Copy, from the entries below, each line where the word "text" can be found.

(Extracts from a graphics dataset)
___

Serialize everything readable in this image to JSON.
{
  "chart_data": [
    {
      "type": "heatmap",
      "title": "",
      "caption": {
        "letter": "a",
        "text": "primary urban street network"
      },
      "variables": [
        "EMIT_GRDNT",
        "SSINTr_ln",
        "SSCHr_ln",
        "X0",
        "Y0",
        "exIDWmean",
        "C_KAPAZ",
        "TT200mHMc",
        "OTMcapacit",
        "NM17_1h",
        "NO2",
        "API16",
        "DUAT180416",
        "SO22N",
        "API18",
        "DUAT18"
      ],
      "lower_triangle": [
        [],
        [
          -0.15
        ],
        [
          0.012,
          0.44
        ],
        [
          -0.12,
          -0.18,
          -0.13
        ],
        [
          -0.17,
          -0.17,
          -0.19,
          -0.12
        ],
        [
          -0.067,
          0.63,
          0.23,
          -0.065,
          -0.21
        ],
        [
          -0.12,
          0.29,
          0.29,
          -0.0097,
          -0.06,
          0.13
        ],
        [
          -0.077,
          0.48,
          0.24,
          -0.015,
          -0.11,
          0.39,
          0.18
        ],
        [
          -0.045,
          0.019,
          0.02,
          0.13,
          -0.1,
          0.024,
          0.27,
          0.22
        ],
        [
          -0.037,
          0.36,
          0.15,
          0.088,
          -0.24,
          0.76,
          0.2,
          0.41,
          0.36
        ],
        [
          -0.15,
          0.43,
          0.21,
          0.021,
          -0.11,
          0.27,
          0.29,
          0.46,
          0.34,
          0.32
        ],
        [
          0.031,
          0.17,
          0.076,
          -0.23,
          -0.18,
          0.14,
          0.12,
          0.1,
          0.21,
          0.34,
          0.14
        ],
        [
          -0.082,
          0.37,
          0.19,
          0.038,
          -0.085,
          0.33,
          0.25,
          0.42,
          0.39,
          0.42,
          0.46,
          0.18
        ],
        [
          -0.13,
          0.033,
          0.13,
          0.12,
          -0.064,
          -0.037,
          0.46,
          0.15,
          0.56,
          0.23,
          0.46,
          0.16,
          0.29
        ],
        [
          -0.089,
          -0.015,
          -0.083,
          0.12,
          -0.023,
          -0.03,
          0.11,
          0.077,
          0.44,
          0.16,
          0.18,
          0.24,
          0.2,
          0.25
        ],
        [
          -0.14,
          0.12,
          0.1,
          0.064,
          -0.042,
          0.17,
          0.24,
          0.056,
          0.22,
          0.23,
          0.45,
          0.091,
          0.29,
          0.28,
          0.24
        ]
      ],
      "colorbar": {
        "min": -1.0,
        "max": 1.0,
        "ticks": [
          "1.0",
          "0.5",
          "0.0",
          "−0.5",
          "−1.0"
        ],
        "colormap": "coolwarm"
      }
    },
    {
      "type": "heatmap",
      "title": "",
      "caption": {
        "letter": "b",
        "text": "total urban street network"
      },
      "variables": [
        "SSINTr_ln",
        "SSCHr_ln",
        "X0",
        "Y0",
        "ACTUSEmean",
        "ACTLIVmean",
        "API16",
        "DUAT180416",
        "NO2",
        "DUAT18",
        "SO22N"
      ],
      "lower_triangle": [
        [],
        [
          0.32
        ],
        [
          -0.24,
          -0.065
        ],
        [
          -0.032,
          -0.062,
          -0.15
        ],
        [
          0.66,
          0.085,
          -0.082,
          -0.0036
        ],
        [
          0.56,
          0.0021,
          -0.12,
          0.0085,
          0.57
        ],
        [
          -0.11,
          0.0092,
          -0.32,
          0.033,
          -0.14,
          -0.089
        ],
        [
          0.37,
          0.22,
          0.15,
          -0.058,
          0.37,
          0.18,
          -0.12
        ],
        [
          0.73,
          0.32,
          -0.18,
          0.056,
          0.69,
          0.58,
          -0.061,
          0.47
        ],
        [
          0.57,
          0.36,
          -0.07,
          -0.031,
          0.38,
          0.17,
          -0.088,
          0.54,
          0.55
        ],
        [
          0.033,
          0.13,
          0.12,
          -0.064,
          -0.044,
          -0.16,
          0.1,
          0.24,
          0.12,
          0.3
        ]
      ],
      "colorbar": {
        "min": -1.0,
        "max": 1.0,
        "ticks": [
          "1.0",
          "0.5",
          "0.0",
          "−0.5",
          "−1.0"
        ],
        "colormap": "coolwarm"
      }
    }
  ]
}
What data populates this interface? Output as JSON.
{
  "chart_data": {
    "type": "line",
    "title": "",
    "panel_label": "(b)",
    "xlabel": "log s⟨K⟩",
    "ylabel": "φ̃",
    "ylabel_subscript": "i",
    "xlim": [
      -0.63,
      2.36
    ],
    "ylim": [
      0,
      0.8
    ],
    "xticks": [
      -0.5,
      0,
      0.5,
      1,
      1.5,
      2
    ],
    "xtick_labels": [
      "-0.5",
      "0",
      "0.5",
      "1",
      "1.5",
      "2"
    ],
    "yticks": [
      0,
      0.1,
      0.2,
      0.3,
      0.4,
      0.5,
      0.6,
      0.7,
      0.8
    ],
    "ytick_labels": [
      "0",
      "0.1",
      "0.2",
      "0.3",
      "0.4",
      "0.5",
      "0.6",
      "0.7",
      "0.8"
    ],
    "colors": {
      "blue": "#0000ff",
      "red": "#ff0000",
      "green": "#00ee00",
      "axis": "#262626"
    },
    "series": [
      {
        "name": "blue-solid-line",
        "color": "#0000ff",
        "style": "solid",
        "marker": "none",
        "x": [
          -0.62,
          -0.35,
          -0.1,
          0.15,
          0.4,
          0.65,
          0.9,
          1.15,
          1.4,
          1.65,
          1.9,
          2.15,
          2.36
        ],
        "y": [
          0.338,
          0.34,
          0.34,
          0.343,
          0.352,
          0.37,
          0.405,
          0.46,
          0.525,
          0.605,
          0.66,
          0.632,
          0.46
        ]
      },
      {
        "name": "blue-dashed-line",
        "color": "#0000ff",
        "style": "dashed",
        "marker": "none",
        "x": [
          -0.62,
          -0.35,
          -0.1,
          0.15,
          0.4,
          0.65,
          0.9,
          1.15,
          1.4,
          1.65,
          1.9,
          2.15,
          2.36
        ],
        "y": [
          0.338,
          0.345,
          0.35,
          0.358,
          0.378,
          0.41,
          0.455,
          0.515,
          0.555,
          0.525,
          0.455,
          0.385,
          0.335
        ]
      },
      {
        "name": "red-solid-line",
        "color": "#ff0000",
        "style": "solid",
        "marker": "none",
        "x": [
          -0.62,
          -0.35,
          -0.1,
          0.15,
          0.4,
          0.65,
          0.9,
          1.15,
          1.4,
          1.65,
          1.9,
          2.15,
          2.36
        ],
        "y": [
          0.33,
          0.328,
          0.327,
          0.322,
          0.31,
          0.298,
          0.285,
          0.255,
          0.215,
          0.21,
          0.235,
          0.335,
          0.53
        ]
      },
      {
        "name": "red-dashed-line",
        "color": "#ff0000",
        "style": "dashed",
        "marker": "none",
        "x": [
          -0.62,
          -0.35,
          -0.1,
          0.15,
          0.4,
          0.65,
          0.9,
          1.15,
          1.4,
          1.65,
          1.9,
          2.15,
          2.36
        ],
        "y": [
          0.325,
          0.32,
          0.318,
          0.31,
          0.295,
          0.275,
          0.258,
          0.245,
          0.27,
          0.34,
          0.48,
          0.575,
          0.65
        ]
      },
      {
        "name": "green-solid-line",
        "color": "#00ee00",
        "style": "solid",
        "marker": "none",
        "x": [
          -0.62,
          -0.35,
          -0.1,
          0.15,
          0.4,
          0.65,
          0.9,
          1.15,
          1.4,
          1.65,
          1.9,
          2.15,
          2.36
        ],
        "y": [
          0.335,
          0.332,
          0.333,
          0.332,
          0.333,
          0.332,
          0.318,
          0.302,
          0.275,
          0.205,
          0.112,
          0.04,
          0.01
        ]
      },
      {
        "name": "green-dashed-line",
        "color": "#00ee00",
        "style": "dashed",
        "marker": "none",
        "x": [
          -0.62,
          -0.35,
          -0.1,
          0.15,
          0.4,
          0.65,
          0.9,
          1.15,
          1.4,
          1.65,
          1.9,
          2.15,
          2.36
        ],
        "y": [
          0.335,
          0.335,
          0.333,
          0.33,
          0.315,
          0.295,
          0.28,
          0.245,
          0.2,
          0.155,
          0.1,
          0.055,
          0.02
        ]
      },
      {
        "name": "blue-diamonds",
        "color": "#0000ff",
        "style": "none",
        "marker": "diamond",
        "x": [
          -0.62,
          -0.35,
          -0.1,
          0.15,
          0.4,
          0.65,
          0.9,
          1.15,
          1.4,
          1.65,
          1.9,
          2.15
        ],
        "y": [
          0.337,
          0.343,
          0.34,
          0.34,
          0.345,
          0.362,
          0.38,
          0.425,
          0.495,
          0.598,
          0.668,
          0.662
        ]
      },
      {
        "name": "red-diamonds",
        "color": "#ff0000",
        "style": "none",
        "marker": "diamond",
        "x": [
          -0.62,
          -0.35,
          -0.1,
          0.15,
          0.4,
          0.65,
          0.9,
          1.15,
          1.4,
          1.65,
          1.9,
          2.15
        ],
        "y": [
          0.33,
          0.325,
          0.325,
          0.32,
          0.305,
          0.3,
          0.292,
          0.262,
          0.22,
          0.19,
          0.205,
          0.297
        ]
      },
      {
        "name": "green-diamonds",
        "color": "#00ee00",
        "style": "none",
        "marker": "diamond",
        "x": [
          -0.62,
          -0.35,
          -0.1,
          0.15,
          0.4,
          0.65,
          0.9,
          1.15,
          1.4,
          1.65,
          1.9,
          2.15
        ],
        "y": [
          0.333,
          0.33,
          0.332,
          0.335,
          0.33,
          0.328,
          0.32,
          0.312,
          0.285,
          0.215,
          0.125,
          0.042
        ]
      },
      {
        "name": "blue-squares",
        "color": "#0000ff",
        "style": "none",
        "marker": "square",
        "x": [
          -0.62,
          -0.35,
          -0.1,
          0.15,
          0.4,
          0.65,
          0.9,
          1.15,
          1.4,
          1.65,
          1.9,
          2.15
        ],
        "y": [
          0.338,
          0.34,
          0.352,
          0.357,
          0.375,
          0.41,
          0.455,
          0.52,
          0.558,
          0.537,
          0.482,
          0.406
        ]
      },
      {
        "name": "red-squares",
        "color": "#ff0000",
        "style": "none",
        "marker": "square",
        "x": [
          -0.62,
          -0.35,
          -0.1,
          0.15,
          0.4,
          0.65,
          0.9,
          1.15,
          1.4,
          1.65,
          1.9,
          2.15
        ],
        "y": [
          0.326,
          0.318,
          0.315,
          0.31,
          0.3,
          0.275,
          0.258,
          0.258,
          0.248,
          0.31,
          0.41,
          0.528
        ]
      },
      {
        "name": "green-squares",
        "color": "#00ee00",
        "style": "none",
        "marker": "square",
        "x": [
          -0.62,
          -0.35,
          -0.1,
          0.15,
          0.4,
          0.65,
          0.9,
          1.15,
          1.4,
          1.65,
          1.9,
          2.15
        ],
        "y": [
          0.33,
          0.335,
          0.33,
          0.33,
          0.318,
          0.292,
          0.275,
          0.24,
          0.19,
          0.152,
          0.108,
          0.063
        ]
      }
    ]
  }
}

___

Exercise solution:
        "text": "primary urban street network"
        "text": "total urban street network"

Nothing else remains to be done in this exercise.